- **DIRECTION**: Give all of the lines again exactly as they read.

- **SUPPLIED INFORMATION**:

━━━━━━━━━━

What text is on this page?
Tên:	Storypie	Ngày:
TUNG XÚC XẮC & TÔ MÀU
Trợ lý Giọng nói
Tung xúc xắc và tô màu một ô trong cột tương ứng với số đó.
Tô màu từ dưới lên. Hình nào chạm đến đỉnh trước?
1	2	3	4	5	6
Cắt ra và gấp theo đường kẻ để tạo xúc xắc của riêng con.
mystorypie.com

━━━━━━━━━━

- **TASK SOLUTION**:
What text is on this page?
Tên:	Storypie	Ngày:
TUNG XÚC XẮC & TÔ MÀU
Trợ lý Giọng nói
Tung xúc xắc và tô màu một ô trong cột tương ứng với số đó.
Tô màu từ dưới lên. Hình nào chạm đến đỉnh trước?
1	2	3	4	5	6
Cắt ra và gấp theo đường kẻ để tạo xúc xắc của riêng con.
mystorypie.com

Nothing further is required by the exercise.